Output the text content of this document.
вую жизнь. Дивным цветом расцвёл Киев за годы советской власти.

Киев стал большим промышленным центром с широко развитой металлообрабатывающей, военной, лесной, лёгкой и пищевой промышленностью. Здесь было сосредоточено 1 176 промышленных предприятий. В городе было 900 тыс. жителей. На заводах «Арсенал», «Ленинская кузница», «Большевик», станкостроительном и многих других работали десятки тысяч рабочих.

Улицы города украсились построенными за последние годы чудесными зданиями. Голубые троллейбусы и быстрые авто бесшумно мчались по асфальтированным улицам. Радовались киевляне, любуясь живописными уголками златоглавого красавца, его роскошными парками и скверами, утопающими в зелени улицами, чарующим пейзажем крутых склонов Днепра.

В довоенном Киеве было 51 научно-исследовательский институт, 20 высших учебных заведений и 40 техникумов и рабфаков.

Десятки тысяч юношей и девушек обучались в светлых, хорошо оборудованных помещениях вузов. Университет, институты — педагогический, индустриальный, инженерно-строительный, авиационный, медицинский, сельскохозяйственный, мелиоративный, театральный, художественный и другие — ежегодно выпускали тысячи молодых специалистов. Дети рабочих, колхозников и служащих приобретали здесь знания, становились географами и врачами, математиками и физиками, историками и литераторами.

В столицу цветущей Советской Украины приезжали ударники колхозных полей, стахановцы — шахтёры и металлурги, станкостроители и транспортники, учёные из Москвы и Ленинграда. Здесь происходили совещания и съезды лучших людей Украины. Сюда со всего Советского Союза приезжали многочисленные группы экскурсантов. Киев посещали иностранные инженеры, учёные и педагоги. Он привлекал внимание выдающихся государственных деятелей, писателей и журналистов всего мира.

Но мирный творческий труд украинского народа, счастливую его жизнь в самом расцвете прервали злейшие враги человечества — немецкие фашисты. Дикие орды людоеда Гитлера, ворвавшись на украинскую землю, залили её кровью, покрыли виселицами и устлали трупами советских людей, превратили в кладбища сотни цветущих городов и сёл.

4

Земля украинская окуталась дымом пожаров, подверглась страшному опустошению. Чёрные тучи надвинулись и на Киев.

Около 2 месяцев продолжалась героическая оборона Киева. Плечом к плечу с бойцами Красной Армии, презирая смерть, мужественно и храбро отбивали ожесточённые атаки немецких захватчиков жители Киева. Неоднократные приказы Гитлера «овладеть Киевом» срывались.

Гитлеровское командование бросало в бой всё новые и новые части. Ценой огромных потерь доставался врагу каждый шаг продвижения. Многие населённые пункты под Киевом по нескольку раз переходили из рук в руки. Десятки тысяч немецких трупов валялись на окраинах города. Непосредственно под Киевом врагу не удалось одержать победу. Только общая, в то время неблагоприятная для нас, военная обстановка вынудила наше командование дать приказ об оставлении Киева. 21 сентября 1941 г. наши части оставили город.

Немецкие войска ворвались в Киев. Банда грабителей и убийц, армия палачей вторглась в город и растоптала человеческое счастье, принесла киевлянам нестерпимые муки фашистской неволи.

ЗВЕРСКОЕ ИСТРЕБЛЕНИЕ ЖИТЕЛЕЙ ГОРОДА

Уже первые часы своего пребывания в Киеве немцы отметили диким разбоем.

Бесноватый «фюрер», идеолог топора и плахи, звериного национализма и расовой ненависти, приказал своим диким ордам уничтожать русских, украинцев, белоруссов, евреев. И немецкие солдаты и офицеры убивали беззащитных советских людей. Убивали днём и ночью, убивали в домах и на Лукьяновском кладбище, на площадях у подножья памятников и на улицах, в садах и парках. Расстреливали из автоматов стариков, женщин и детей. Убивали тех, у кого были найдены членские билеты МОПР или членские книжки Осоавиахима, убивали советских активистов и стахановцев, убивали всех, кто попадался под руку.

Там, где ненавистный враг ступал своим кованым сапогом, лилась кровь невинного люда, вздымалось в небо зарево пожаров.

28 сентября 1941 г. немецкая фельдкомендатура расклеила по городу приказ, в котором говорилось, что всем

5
········
__What is being asked__
Copy each line above that contains the string "Киеве".

__Output below__
В довоенном Киеве было 51 научно-исследовательский институт, 20 высших учебных заведений и 40 техникумов и рабфаков.
Уже первые часы своего пребывания в Киеве немцы отметили диким разбоем.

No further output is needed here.